* Jobs
• A. Answer these questions using the guide for undergraduates interested in mathematical physics:
(i) Which course is described as a more advanced version of PHY 103?
(ii) Whom should a student contact for more concrete advice about their own interests?
(iii) What does the guide call PHY 106 a great way to learn?
• B. Pick up the guide for undergraduates interested in mathematical physics after its final sentence and keep writing it.

An Informal Guide for Undergraduates Interested in Mathematical Physics

This is written primarily for first and second-year undergraduates interested in studying mathematics and physics. There will be some advice on and description of mathematics and physics courses of potential interest.

Although taking lots of courses in both physics and mathematics is a great way to start exploring one’s interest in mathematical physics, this need not be the only route. There seems to be many different flavors of doing mathematical physics, and an extensive knowledge of physics is not always a strict prerequisite. For example, one can work on an analysis problem motivated by physics.

Therefore, this document offers some generalized comments on how a beginning undergraduate can get started in exploring and deepening his or her interest in mathematical physics. To receive more concrete (or precise) advice with regards to one’s subjective interests, one should contact a graduate student or a faculty member working in the field.

PHY 103/105 (Mechanics)

This is the first semester of the introductory physics sequence. PHY 105 is a more advanced version of PHY 103, and is highly recommended if you had some previous exposure to AP Physics or equivalent, particularly if you are interested in continuing beyond the introductory sequence.

Physics 104/106 (Electricity and Magnetism)

Both courses cover the fundamentals of the theory of electricity and magnetism. The more advanced PHY 106 is a great way to learn multivariate calculus with strong physical motivation. If you are unfamiliar with multivariate calculus, you might consider taking a course on it concurrently. Again, PHY 106 is recommended if you want to go further in physics.

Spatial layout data
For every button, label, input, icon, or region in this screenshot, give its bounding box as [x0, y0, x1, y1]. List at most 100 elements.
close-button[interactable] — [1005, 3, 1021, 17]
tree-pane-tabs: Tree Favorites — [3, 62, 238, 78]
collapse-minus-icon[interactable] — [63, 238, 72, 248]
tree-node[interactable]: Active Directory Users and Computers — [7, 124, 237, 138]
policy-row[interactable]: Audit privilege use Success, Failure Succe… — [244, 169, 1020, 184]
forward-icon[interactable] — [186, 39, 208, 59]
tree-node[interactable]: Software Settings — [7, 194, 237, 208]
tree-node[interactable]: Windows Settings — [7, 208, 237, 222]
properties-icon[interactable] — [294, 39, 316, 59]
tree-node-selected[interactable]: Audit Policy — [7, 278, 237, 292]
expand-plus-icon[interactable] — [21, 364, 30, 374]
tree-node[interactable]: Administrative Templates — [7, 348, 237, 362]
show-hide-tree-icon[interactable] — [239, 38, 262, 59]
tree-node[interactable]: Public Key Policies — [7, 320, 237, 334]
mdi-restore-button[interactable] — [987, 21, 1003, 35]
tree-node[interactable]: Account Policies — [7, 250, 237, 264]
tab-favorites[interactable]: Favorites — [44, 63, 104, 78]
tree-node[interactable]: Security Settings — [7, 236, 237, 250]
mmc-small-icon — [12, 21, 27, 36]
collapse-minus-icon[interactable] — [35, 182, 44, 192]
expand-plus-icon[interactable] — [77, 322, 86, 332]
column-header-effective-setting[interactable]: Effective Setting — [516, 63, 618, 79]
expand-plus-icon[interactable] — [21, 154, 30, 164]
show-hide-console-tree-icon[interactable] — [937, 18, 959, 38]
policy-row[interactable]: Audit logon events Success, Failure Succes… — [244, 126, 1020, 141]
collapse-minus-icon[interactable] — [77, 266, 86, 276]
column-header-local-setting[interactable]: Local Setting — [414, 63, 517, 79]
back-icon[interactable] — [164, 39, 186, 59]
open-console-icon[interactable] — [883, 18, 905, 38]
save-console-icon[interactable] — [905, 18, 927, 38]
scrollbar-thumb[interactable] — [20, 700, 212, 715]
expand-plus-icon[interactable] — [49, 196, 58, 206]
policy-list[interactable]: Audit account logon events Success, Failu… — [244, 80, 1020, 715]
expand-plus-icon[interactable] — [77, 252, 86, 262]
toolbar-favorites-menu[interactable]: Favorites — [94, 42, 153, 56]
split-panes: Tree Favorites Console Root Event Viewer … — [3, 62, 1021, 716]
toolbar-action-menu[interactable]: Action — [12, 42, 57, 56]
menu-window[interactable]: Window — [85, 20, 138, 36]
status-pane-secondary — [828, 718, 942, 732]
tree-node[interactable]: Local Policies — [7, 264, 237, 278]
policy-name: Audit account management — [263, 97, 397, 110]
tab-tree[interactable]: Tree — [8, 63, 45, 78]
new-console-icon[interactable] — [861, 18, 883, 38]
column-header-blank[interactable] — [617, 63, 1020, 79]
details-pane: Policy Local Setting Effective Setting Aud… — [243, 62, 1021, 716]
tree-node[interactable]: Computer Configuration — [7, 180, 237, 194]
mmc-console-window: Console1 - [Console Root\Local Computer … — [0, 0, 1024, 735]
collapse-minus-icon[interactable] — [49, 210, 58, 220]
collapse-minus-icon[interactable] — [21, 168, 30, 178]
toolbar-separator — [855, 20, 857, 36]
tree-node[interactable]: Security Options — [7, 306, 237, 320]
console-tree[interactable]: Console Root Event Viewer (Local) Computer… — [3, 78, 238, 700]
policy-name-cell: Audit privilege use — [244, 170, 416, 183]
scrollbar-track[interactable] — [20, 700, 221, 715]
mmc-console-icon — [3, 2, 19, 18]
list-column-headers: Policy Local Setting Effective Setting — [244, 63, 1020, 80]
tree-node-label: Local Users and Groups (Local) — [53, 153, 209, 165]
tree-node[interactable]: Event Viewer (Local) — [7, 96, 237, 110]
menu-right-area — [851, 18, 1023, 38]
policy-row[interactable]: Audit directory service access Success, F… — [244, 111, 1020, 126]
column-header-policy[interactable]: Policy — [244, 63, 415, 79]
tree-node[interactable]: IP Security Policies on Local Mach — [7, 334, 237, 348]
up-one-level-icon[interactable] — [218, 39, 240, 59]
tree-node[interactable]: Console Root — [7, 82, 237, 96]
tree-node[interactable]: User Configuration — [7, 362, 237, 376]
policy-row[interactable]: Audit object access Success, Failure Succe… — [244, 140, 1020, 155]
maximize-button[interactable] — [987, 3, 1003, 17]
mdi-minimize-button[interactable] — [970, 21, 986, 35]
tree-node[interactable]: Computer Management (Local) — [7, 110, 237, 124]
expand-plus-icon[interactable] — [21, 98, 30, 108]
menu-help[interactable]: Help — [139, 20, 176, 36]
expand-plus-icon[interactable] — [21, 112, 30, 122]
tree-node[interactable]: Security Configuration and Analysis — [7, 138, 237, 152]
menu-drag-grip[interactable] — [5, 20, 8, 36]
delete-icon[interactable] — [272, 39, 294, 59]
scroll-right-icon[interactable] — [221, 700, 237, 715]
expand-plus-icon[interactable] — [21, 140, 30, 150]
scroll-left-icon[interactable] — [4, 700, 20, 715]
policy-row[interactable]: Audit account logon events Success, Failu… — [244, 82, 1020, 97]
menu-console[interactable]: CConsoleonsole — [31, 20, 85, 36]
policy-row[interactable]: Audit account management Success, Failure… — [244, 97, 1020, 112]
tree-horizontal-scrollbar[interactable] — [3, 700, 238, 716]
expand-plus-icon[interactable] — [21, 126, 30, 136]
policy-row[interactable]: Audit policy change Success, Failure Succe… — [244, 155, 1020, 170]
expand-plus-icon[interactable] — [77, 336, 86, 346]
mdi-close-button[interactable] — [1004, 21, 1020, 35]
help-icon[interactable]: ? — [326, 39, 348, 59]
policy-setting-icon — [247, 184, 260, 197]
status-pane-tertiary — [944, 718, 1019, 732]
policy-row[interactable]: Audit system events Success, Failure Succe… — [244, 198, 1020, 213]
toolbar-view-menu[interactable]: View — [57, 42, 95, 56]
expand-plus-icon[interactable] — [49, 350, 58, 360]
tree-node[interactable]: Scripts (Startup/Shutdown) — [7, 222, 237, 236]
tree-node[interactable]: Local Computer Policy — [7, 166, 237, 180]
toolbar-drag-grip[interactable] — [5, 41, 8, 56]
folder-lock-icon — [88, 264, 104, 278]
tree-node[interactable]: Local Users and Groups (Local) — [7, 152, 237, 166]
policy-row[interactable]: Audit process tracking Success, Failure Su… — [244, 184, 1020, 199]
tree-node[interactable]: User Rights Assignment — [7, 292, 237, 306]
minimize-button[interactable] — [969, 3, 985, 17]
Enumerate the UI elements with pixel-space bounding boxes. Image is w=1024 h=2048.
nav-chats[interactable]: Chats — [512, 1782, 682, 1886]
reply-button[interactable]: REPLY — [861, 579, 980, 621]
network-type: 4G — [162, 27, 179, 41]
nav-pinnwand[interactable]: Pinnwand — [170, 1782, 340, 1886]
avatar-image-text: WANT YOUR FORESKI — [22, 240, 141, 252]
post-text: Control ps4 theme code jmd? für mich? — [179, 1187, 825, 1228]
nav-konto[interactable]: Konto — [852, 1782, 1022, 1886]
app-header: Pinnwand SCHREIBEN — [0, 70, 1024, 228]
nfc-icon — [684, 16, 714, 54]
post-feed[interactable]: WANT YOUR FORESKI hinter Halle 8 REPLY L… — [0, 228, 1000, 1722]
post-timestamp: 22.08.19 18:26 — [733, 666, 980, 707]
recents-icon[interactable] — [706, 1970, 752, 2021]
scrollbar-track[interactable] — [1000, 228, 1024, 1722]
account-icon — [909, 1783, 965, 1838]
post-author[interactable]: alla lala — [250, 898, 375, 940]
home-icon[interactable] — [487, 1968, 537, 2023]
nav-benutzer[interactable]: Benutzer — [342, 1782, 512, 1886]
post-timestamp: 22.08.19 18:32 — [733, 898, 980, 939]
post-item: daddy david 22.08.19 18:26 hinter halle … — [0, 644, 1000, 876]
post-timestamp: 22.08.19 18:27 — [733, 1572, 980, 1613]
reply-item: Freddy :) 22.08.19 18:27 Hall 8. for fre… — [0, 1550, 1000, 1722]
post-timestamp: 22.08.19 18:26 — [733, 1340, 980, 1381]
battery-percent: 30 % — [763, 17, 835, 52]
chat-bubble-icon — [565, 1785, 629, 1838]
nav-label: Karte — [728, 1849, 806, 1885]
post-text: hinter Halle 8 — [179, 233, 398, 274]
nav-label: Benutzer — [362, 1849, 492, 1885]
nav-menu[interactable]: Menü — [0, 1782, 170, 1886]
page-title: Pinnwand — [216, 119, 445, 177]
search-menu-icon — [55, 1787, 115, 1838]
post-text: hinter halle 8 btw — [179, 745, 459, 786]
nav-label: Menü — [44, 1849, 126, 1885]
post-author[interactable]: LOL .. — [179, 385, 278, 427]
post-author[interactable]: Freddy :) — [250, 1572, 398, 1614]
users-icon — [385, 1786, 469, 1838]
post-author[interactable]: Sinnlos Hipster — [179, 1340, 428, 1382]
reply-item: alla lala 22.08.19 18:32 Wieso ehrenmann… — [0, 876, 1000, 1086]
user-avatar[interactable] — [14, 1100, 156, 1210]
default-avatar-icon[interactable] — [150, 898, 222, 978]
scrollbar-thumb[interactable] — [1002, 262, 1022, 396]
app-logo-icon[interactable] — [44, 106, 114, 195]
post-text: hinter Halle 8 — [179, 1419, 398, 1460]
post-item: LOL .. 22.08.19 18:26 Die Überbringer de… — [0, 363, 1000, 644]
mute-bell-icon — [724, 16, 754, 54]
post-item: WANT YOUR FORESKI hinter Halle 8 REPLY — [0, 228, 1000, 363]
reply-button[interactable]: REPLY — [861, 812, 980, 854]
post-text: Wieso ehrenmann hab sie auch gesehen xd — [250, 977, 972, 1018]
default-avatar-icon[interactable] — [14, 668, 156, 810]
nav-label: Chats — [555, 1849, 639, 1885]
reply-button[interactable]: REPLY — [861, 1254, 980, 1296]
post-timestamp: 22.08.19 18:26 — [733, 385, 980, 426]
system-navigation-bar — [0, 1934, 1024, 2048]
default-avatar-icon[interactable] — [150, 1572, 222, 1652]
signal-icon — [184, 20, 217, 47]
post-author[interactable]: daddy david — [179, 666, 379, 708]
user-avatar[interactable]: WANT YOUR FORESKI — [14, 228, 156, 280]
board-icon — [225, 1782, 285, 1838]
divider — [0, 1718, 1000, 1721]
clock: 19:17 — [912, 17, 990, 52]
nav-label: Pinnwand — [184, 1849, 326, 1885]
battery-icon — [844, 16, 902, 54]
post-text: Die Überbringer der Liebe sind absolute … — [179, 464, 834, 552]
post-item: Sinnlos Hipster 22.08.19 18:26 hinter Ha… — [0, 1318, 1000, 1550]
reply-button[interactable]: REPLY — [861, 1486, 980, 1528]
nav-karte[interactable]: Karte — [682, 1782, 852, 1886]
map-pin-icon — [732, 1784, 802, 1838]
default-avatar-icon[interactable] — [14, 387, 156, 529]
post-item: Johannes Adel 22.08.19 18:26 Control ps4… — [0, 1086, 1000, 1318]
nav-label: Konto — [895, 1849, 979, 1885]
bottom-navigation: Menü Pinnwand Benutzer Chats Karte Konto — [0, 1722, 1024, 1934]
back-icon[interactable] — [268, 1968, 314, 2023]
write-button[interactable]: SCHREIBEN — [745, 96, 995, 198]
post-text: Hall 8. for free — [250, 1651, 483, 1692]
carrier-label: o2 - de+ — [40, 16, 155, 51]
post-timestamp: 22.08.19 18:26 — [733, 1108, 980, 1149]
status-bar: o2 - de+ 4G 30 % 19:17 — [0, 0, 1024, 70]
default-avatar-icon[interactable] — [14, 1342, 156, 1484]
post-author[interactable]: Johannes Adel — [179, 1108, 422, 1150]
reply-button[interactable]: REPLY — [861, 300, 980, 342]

* The replies
• A.
(i) PHY 105
(ii) A graduate student or a faculty member working in the field
(iii) Multivariate calculus with strong physical motivation

• B.
Multivariable Calculus

One has option to take MAT 218 or MAT 203. It is important to take into consideration one can improve his or her calculation abilities in MAT 203, and it may be worthwhile to do so. Of course, MAT 218 can give a little taste for differential geometry for the interested student.

Differential Equations

Extremely important to refine your technique here. Learn differential equations and partial differential equations. See how other courses are related to this.

Differential Geometry

Can open one’s interest in general relativity.

Calculus of Variations

First introduction to the topic in PHY 205/207 in deriving the Euler Lagrange equations. Pay particular attention to it. Take MAT 451 too for relevance in quantum mechanics.

Fourier Analysis

Functional and Real Analysis

MAT 451

Probability Theory

An Informal Guide for Mathematics Majors Interested in Physics

This is written primarily for mathematics majors (concentrators) who also want to enrich their education with physics courses and focus on the more theoretical and conceptual side of physics. It may also benefit others with very strong mathematical backgrounds who wish to learn physics, but beware that the advice here is less useful for one who actually wants to fulfill the requirements for the physics concentration.

The first thing you should know is that the physics department is much more rigid than the mathematics department in a variety of ways. First and foremost, they want you to carefully follow the sequence that they’ve set out, and they make it difficult for students to do otherwise. The math department, on the other hand, makes it entirely the students’ responsibility to choose the level of their courses (but the department still provides guidance, of course). In addition, contrary to what you might be used to in some upper-level mathematics courses, physics professors tend to be quite strict about handing in homework on time.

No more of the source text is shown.